Required task:
Find every line containing the word "this" and report the count, nothing more.

Records contained in a dataset:

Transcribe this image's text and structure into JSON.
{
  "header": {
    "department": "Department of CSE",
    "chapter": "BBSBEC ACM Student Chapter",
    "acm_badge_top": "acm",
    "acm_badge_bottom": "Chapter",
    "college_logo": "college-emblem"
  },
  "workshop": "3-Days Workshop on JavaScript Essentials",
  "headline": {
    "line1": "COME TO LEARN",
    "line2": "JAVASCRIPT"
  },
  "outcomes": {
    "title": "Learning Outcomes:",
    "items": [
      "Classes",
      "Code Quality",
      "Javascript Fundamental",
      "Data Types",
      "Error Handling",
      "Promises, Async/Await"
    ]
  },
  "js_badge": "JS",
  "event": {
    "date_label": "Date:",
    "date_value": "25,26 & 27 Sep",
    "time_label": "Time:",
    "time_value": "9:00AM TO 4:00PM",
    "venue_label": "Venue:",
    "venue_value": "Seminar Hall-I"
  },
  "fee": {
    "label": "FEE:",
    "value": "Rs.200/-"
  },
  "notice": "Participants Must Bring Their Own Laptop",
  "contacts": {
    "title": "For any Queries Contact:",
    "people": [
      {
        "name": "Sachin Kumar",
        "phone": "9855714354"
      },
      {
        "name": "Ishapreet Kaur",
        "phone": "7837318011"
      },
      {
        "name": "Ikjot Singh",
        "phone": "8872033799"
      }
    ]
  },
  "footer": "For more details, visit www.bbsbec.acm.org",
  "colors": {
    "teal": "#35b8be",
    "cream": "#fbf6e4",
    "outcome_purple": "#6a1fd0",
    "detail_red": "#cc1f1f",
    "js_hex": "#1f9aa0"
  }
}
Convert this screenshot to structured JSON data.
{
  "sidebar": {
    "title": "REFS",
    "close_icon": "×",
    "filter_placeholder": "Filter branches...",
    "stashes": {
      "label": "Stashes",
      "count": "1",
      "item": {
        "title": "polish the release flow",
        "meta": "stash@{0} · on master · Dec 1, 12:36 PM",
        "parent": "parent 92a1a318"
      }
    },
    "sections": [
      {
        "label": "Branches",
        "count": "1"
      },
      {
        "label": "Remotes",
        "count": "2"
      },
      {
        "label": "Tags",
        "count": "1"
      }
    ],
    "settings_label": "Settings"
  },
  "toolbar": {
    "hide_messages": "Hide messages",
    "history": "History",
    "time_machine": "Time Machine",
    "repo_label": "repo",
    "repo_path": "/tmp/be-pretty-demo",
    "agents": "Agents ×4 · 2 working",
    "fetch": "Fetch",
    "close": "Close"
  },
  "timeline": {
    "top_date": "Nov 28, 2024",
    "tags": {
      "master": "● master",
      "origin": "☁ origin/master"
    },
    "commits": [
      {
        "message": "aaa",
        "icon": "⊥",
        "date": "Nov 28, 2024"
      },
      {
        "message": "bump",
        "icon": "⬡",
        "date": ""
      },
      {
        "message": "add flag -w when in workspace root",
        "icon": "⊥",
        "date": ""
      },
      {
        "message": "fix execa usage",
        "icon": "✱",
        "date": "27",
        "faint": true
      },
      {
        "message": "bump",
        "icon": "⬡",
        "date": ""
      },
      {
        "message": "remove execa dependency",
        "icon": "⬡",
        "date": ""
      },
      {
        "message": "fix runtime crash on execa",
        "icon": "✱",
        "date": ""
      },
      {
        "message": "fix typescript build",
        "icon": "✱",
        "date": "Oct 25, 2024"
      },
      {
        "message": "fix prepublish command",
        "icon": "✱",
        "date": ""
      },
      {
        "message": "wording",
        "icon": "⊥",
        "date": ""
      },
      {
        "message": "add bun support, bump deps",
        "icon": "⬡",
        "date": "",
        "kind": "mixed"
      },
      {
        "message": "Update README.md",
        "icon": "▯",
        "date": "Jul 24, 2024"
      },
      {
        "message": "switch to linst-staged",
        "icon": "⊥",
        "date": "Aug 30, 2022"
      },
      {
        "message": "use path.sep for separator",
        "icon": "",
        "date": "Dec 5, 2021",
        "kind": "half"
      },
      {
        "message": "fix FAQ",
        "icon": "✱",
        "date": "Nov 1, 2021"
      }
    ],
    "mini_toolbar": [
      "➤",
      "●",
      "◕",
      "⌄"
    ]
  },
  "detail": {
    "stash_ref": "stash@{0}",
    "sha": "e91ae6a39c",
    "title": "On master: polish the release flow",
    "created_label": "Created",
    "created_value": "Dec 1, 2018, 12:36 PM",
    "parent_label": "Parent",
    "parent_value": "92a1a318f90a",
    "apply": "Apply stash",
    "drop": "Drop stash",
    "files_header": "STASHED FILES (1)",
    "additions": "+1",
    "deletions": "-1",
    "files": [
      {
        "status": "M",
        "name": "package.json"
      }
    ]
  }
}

The solution:
2